>> BEGIN
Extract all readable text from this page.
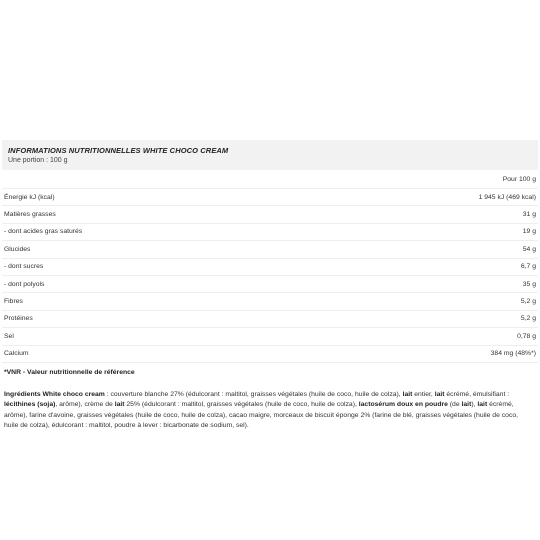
INFORMATIONS NUTRITIONNELLES WHITE CHOCO CREAM
Une portion : 100 g
Pour 100 g
Énergie kJ (kcal)	1 945 kJ (469 kcal)
Matières grasses	31 g
- dont acides gras saturés	19 g
Glucides	54 g
- dont sucres	6,7 g
- dont polyols	35 g
Fibres	5,2 g
Protéines	5,2 g
Sel	0,78 g
Calcium	384 mg (48%*)
*VNR - Valeur nutritionnelle de référence
Ingrédients White choco cream : couverture blanche 27% (édulcorant : maltitol, graisses végétales (huile de coco, huile de colza), lait entier, lait écrémé, émulsifiant : lécithines (soja), arôme), crème de lait 25% (édulcorant : maltitol, graisses végétales (huile de coco, huile de colza), lactosérum doux en poudre (de lait), lait écrémé, arôme), farine d'avoine, graisses végétales (huile de coco, huile de colza), cacao maigre, morceaux de biscuit éponge 2% (farine de blé, graisses végétales (huile de coco, huile de colza), édulcorant : maltitol, poudre à lever : bicarbonate de sodium, sel).
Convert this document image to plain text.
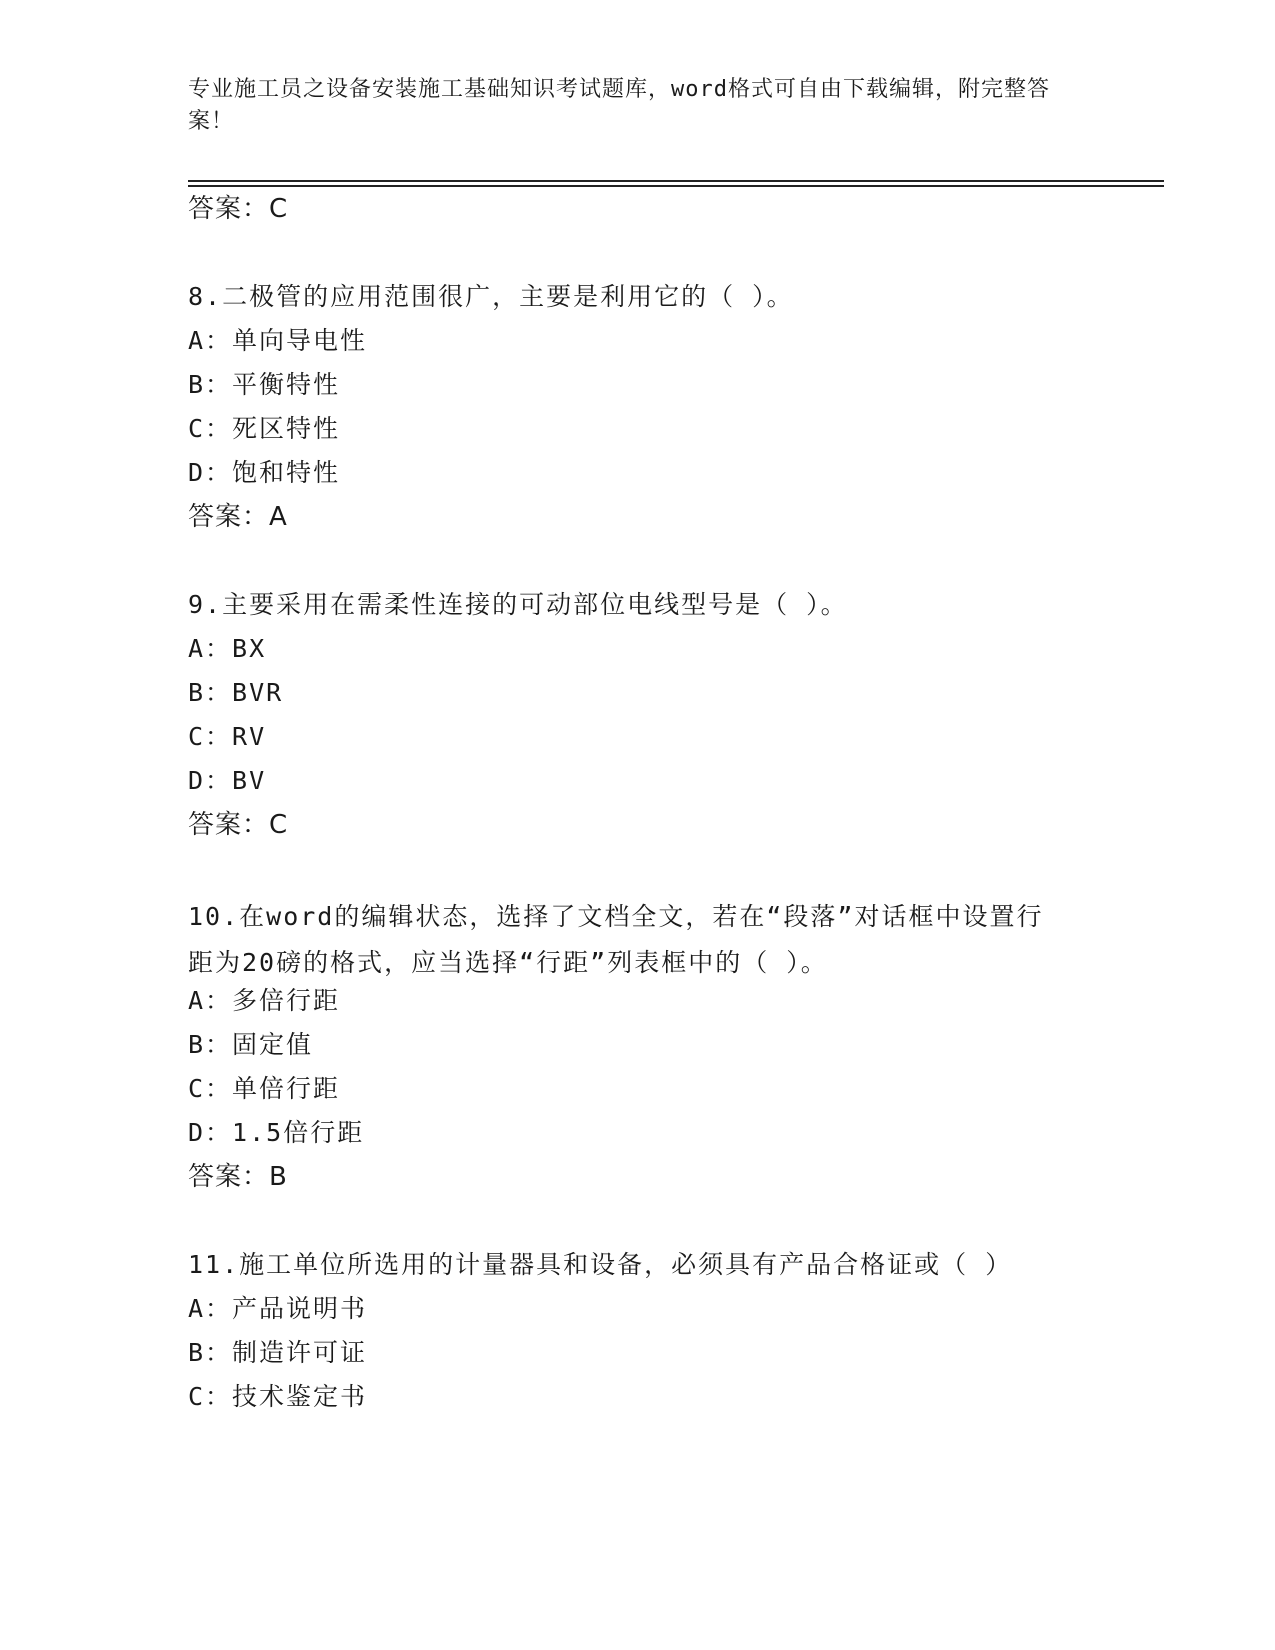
专业施工员之设备安装施工基础知识考试题库，word格式可自由下载编辑，附完整答案！
答案：C
8.二极管的应用范围很广，主要是利用它的（ ）。
A：单向导电性
B：平衡特性
C：死区特性
D：饱和特性
答案：A
9.主要采用在需柔性连接的可动部位电线型号是（ ）。
A：BX
B：BVR
C：RV
D：BV
答案：C
10.在word的编辑状态，选择了文档全文，若在“段落”对话框中设置行距为20磅的格式，应当选择“行距”列表框中的（ ）。
A：多倍行距
B：固定值
C：单倍行距
D：1.5倍行距
答案：B
11.施工单位所选用的计量器具和设备，必须具有产品合格证或（ ）
A：产品说明书
B：制造许可证
C：技术鉴定书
>> END
### [EXERCISE REQUIREMENTS]
Gather from the entries above all lines that include the string "dont".

### [EXERCISE SOLUTION]
- dont acides gras saturés	19 g
- dont sucres	6,7 g
- dont polyols	35 g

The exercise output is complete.